Find and copy lines holding "date".
begin RECORDS TO PROCESS
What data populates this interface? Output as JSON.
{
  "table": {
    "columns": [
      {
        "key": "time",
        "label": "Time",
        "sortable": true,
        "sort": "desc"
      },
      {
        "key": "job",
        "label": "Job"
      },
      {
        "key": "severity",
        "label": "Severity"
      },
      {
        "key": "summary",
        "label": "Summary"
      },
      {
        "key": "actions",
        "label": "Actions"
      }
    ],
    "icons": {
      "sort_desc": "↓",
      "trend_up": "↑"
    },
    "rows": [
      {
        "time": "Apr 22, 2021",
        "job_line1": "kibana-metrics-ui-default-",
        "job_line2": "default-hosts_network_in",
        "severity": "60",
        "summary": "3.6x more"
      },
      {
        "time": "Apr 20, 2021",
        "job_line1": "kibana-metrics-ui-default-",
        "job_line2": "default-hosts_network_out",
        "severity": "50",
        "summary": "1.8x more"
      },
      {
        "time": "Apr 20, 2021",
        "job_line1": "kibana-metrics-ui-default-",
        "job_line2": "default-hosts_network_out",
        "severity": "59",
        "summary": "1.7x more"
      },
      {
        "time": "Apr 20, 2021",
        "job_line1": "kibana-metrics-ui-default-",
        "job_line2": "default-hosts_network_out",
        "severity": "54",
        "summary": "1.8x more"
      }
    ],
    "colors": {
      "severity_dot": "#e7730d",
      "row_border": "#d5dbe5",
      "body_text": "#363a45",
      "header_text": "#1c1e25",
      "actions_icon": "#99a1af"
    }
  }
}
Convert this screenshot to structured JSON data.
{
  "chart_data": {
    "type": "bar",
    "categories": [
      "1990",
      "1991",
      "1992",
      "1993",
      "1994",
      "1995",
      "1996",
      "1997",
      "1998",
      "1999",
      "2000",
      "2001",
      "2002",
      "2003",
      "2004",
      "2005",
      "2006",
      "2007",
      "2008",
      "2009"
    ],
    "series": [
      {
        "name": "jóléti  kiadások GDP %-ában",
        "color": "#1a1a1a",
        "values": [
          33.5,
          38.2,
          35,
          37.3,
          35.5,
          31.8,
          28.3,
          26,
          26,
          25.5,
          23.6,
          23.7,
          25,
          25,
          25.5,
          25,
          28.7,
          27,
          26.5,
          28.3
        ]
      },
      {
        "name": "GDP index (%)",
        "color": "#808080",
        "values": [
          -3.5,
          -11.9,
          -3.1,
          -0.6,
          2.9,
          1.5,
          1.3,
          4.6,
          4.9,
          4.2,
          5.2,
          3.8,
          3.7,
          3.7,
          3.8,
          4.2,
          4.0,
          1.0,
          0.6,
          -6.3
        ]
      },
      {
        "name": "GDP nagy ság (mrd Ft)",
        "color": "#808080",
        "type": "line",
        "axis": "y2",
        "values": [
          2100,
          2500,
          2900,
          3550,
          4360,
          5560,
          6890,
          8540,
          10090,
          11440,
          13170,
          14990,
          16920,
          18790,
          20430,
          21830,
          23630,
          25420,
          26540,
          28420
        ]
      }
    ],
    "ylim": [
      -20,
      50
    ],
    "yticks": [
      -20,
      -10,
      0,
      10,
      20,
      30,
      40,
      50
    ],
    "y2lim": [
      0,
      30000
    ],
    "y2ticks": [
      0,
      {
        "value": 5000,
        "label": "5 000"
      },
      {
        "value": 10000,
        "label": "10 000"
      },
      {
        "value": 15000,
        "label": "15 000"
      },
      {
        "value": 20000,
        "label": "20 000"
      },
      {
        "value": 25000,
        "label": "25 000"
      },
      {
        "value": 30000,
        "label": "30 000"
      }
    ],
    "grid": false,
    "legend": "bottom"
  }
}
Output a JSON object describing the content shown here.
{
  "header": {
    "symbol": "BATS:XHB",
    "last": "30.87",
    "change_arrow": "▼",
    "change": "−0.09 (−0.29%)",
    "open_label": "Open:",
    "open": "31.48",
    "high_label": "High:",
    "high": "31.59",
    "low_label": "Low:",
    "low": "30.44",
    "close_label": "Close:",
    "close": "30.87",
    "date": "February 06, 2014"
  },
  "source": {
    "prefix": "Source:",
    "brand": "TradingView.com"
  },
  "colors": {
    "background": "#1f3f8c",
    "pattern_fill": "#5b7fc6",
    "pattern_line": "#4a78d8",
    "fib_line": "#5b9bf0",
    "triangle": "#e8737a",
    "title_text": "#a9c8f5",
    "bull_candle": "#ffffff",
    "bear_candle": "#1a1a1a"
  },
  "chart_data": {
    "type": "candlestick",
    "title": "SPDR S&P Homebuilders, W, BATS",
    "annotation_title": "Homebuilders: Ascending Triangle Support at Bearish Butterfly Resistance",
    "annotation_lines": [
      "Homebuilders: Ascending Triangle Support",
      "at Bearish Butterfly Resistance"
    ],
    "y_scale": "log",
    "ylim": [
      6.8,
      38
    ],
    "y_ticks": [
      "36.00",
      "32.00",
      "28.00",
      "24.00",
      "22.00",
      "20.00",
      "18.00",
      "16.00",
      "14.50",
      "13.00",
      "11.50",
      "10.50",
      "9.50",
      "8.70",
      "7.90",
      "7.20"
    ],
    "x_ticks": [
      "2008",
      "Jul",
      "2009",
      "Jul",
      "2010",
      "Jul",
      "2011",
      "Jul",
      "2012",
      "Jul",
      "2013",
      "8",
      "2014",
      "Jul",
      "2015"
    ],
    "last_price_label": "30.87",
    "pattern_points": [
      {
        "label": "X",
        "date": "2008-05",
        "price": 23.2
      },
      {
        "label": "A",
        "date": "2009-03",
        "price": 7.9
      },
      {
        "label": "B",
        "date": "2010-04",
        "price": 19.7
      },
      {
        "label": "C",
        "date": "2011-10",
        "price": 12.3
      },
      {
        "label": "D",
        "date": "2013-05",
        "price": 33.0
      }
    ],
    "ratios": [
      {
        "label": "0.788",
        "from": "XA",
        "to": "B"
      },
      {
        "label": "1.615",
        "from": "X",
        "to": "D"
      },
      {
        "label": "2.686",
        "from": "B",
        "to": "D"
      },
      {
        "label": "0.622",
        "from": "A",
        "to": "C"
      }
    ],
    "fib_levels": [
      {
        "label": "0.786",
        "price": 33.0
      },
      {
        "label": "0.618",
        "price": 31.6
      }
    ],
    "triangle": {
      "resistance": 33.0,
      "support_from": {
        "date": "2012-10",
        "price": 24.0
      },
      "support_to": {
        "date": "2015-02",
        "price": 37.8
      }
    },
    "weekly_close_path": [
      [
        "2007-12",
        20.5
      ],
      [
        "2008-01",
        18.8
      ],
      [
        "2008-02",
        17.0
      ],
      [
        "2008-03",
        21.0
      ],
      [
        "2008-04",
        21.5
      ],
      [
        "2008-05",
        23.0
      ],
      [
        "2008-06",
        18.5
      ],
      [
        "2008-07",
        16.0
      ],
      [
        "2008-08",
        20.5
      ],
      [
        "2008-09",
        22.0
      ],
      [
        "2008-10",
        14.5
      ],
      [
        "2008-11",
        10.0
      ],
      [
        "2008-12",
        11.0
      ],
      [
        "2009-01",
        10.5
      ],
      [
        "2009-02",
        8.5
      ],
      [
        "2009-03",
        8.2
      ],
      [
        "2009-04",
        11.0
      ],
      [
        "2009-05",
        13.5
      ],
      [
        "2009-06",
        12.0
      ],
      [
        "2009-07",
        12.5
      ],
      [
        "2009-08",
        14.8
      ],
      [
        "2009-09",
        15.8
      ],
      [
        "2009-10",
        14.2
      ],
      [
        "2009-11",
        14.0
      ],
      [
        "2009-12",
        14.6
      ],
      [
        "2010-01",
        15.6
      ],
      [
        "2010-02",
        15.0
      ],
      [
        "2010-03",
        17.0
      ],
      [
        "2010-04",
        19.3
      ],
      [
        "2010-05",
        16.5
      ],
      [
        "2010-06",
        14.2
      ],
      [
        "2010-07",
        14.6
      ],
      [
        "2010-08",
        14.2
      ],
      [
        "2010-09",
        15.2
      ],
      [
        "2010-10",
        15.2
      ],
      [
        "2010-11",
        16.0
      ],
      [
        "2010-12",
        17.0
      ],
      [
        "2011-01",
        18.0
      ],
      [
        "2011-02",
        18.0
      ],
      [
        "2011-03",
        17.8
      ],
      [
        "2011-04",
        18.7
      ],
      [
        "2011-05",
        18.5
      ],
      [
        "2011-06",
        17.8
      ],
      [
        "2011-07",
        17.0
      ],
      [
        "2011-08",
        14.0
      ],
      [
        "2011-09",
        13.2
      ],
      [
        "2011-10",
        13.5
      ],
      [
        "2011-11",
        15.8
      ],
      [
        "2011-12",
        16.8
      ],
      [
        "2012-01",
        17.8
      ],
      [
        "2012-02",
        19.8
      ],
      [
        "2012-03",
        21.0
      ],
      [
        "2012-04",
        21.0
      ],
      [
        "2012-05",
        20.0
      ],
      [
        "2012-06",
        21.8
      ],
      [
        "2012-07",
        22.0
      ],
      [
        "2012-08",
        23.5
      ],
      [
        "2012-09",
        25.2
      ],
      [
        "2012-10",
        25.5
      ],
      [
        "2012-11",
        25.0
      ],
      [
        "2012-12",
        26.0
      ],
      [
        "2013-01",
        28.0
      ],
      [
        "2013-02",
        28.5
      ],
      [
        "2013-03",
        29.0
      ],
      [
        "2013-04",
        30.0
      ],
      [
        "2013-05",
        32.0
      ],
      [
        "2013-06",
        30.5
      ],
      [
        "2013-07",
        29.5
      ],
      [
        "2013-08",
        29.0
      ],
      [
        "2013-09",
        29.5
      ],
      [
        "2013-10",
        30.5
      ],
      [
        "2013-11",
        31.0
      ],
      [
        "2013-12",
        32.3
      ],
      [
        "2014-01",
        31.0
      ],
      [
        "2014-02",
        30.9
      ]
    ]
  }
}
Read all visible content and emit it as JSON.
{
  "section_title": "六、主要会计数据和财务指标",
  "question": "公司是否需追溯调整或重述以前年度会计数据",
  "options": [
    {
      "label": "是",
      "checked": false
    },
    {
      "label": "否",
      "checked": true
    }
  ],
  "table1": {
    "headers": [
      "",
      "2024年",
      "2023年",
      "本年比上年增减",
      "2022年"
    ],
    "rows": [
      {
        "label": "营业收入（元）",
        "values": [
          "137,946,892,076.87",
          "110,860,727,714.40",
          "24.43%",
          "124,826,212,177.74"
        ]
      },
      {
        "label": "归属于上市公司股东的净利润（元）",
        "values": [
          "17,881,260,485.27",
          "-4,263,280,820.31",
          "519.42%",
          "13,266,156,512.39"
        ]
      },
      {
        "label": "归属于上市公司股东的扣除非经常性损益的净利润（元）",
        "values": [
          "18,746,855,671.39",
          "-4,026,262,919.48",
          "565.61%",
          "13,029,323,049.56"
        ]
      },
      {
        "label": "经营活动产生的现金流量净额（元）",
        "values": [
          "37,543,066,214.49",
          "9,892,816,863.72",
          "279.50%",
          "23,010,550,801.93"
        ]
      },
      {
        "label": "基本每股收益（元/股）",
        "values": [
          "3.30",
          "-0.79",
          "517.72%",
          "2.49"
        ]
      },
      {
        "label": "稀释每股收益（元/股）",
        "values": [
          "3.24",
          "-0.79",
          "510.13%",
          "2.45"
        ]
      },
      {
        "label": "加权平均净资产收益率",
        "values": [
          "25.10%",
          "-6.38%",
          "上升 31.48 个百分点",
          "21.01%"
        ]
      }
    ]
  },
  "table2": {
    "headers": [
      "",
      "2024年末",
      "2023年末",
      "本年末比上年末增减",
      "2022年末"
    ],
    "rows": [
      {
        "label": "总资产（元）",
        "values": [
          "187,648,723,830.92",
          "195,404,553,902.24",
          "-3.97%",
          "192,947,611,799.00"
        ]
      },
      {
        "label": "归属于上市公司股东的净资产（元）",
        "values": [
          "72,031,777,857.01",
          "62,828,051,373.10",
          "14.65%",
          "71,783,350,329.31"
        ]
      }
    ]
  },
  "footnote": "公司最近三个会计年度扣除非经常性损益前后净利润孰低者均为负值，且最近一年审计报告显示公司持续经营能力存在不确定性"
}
end RECORDS TO PROCESS
[WRITTEN RESPONSE]
    "date": "February 06, 2014"
        "date": "2008-05",
        "date": "2009-03",
        "date": "2010-04",
        "date": "2011-10",
        "date": "2013-05",
        "date": "2012-10",
        "date": "2015-02",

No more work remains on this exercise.